The most import modifications:

  • The y reshaping was losing the relationship between elements from x and y.
  • The input_length in the Embedding layer should correspond to the second dimension of xr.
  • The output of the last layer from the network should be the same dimension as the second dimension of y.

I am actually surprised the code ran without crashing.

Finally, from my research, it seems that people are not training skipgrams like this in practice, but rather they are trying to predict whether a training example is correct (the two words are close by) or not. Maybe this is the reason you came up with an output of dimension one.

Here is a model inspired from https://github.com/PacktPublishing/Deep-Learning-with-Keras/blob/master/Chapter05/keras_skipgram.py :

word_model = Sequential()
word_model.add(Embedding(2557, 64, embeddings_initializer="glorot_uniform", input_length=1))
word_model.add(Reshape((embed_size,)))

context_model = Sequential()
context_model.add(Embedding(2557, 64, embeddings_initializer="glorot_uniform", input_length=1))
context_model.add(Reshape((64,)))

model = Sequential()
model.add(Merge([word_model, context_model], mode="dot", dot_axes=0))
model.add(Dense(1, kernel_initializer="glorot_uniform", activation="sigmoid"))

In that case, you would have 3 vectors, all from the same size (94556, 1) (or probably even bigger than 94556, since you might have to generate additional negative samples):

  • x containing integers from 0 to 2556
  • y containing integers from 0 to 2556
  • output containing 0s and 1s, whether each pair from x and y is a negative or a positive example

and the training would look like:

history = model.fit([x, y], output, epochs=20, batch_size=32, validation_split=3/9)

Stored data:
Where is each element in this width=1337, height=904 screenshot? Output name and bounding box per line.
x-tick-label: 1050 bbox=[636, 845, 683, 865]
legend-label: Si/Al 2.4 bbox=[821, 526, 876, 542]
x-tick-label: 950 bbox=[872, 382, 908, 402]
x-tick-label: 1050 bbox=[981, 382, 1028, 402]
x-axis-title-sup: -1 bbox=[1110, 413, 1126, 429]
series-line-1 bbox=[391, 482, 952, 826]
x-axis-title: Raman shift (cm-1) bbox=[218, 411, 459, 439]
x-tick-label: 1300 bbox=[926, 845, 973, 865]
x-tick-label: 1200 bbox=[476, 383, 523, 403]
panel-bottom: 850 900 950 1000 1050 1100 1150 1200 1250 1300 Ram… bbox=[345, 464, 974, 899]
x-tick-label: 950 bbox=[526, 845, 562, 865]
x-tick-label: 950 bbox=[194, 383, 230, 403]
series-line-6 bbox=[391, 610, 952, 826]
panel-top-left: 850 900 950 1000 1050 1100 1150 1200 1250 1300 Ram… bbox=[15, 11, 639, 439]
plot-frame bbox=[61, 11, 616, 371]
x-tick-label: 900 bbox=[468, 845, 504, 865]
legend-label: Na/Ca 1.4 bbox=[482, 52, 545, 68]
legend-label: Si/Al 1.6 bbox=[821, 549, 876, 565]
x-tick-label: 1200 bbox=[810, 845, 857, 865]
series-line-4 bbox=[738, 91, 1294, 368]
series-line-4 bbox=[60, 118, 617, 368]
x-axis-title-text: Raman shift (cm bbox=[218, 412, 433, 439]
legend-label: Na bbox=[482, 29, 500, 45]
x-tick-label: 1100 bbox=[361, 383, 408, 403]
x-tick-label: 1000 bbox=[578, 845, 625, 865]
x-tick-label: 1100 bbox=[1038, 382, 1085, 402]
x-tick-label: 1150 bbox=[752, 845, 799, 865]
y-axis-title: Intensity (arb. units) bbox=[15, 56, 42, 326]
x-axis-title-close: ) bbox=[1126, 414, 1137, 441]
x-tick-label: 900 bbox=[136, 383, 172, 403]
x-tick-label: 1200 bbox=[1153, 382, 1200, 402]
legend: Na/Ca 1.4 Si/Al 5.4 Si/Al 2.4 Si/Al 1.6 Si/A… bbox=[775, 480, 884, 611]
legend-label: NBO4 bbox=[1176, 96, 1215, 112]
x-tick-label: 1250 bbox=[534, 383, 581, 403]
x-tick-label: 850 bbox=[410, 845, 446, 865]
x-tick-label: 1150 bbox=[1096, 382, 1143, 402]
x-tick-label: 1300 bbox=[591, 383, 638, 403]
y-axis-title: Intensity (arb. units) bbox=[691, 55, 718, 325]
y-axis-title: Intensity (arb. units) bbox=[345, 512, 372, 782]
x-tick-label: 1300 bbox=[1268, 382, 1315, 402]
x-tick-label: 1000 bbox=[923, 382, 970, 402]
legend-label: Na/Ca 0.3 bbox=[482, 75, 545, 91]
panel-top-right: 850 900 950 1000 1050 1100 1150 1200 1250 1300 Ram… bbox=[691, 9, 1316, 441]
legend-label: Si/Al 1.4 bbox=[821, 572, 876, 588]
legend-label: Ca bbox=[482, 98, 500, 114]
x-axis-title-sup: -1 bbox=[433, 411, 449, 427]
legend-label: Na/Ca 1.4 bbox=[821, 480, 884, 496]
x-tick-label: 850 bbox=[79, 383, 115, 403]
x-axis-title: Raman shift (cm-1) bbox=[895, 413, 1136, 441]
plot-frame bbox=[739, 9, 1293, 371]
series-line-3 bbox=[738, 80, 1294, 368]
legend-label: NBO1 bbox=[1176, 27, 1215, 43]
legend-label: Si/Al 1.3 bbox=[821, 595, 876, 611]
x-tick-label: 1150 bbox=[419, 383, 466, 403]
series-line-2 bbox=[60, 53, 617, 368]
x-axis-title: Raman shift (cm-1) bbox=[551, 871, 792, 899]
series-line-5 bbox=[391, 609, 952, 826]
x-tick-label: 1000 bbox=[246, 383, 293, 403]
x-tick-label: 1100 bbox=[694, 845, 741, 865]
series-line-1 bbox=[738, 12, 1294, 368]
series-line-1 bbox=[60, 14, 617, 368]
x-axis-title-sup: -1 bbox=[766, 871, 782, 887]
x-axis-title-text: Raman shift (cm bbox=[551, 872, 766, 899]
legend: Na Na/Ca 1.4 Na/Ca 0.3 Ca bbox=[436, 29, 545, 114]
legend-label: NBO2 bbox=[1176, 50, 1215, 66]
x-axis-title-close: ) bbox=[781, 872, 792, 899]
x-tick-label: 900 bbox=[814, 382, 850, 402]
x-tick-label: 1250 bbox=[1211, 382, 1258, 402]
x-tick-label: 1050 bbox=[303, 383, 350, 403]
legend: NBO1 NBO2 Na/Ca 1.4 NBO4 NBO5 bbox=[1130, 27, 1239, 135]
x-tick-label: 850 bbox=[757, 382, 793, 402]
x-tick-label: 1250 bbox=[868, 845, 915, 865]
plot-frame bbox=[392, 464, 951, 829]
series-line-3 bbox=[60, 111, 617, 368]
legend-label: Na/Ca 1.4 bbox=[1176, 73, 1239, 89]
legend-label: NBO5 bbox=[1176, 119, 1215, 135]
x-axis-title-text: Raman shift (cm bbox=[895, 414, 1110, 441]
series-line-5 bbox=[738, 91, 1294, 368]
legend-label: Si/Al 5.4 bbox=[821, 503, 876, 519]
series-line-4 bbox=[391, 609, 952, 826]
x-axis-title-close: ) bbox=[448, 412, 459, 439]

Short exercise: Return the passage of the Keras skipgram text between "In that case, you" and "epochs=20, batch_size=32, validation_split=3/9)", inclusive, without any changes. The items have no connection to the Keras skipgram text.

Solution:
In that case, you would have 3 vectors, all from the same size (94556, 1) (or probably even bigger than 94556, since you might have to generate additional negative samples):

  • x containing integers from 0 to 2556
  • y containing integers from 0 to 2556
  • output containing 0s and 1s, whether each pair from x and y is a negative or a positive example

and the training would look like:

history = model.fit([x, y], output, epochs=20, batch_size=32, validation_split=3/9)